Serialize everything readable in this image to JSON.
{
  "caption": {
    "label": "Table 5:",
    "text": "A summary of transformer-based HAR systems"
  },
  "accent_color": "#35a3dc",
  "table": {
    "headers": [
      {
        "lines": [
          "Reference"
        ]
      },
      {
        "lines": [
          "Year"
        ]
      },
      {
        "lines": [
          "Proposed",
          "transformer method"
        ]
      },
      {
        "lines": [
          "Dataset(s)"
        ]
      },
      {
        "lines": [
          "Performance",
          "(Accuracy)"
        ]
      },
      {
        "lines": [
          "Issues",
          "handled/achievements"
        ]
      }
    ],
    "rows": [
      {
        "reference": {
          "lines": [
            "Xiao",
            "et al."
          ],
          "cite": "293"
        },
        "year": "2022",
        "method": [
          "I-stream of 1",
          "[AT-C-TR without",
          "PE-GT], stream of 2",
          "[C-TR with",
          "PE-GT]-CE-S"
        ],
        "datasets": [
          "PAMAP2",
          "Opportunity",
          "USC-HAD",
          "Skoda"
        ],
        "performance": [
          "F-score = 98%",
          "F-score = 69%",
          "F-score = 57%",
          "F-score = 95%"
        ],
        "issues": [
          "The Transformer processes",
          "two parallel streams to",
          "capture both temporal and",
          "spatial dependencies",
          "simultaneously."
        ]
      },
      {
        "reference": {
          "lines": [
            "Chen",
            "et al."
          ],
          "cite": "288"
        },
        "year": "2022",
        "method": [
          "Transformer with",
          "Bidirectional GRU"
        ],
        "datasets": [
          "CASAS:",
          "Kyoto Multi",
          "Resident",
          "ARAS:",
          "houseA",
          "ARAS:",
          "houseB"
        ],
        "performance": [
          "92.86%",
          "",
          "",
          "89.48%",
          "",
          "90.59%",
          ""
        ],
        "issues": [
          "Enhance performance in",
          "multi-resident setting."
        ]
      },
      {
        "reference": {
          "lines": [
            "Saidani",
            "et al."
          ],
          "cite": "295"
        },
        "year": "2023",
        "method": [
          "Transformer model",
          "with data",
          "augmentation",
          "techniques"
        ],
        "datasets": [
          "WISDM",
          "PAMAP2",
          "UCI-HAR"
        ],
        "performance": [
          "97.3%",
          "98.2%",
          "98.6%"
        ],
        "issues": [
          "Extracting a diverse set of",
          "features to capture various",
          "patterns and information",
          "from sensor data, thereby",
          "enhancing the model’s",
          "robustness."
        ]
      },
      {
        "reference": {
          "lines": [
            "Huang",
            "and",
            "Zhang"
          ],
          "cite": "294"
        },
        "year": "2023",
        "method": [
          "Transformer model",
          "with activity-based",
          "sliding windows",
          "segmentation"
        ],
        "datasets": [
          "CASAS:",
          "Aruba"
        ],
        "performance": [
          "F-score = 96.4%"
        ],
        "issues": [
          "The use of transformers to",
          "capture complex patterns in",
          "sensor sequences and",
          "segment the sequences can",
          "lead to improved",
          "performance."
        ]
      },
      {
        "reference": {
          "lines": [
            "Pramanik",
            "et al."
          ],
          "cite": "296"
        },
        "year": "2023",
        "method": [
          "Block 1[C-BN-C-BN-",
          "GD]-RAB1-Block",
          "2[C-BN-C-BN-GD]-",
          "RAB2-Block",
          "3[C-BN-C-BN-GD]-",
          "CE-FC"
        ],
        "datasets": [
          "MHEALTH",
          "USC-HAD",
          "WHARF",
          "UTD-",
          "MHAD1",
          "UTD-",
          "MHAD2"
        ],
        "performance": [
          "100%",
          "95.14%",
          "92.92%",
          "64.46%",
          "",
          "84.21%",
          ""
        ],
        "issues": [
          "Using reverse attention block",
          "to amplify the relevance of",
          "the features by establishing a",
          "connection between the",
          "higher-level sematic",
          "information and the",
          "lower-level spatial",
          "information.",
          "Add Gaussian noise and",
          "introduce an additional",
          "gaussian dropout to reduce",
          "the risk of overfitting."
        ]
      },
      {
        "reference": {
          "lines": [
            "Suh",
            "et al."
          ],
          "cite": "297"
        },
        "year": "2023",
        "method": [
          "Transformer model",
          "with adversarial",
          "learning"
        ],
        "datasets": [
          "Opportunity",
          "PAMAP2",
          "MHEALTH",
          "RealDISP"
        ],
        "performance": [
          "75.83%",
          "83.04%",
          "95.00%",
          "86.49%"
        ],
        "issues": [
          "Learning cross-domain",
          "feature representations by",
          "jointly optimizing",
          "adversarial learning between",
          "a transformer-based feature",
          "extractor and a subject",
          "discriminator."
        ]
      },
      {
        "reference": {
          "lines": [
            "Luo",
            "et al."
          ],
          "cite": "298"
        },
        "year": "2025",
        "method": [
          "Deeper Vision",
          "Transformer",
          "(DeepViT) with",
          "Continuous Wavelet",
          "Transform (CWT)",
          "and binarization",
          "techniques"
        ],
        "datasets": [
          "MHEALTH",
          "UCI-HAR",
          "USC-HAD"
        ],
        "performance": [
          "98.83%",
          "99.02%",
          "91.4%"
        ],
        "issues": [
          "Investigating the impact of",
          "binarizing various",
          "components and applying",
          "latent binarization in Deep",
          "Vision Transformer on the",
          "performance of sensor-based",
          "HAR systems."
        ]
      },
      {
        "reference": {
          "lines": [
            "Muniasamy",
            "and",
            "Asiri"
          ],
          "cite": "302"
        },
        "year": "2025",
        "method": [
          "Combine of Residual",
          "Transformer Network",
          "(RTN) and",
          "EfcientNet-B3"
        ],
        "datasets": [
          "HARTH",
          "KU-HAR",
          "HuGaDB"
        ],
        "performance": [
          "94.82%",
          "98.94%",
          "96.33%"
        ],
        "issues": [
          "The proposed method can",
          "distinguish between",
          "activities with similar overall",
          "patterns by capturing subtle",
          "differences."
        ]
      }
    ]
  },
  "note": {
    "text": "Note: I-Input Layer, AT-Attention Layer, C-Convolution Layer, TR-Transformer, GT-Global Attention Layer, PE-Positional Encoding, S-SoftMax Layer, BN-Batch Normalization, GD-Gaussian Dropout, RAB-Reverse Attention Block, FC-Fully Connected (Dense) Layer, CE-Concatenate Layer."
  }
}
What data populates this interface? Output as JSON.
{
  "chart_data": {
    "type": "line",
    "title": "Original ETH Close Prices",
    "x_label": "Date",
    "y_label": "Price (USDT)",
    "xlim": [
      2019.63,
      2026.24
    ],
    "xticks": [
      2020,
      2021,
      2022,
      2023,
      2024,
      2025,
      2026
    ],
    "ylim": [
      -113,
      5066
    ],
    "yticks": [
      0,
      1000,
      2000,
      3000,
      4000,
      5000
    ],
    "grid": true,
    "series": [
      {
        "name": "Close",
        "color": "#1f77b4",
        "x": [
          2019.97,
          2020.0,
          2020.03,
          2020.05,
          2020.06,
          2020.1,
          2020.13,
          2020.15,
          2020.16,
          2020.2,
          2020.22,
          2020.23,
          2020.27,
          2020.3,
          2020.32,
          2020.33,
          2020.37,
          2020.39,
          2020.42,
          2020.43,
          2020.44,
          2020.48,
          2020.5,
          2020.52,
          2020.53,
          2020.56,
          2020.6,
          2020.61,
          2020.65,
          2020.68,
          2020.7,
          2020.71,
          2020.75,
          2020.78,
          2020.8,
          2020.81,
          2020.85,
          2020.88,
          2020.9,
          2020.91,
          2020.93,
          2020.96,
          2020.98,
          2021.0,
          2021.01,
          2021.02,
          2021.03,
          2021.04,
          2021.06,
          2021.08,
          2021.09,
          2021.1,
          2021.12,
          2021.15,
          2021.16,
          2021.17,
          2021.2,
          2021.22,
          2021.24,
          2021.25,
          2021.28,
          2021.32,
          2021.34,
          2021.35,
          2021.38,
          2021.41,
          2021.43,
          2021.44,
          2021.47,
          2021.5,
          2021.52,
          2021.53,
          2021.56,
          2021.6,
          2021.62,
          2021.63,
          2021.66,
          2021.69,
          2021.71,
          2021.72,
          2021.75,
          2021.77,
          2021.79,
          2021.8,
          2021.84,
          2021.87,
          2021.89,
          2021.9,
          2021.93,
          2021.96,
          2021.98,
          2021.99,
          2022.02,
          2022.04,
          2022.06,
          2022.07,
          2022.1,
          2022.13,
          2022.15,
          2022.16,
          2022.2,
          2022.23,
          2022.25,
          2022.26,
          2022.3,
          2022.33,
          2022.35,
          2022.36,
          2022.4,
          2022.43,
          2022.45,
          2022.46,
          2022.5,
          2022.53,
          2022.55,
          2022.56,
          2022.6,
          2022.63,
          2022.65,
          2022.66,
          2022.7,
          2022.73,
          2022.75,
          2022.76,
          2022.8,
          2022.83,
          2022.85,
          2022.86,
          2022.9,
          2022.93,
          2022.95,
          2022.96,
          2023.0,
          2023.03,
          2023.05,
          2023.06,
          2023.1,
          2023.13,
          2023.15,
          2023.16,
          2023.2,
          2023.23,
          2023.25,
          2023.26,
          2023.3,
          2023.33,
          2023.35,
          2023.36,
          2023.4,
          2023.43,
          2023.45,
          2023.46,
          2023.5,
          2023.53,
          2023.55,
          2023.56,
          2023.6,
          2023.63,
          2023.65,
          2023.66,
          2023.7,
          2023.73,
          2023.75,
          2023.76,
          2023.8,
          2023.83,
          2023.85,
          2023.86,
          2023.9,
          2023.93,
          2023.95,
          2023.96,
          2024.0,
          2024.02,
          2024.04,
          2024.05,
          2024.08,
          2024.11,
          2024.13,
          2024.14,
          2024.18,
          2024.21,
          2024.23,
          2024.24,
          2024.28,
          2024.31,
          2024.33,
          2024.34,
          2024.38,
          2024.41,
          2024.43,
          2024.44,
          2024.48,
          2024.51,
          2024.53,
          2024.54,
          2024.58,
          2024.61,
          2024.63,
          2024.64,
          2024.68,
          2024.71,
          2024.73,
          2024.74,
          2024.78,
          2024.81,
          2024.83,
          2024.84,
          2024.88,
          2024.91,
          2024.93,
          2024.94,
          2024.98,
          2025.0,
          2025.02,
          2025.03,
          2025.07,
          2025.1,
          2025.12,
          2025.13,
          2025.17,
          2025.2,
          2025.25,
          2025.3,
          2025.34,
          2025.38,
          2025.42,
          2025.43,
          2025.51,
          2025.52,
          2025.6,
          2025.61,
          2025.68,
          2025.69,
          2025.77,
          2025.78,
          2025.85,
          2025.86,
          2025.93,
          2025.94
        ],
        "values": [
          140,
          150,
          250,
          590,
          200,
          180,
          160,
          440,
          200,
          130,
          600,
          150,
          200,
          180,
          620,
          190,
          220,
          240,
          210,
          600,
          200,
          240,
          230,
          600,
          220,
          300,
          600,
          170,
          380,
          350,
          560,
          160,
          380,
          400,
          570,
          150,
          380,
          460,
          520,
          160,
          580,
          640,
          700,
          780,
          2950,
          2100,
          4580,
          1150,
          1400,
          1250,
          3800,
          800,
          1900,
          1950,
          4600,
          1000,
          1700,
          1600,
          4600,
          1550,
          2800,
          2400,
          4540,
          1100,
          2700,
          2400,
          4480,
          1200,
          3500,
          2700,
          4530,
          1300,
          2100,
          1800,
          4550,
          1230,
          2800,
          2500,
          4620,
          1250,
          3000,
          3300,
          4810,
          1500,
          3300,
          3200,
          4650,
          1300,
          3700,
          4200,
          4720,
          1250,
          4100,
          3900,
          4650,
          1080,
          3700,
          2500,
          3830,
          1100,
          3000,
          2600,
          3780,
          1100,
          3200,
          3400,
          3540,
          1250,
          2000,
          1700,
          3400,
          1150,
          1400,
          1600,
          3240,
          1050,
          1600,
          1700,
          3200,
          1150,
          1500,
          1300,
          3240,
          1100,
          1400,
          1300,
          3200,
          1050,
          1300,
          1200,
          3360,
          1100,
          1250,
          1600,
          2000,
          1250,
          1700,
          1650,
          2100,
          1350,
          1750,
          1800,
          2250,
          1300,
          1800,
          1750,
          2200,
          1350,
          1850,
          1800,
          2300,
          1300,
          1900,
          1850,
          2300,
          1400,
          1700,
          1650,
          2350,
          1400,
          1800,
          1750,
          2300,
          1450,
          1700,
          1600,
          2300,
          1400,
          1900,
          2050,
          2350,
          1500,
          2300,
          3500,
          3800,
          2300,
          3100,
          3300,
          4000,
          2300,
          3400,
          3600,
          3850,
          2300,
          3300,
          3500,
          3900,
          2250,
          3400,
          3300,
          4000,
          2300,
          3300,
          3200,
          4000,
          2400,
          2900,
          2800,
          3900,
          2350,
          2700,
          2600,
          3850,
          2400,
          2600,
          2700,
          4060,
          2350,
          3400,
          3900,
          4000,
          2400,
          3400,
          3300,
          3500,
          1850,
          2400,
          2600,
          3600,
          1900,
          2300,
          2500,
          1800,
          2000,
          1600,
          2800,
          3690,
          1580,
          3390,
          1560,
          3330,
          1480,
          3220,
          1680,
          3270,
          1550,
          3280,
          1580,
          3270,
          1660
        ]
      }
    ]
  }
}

★ ★ ★

## Exercise prompt
List the lines that contain the word "Vision".

## Task response
          "Deeper Vision",
          "Vision Transformer on the",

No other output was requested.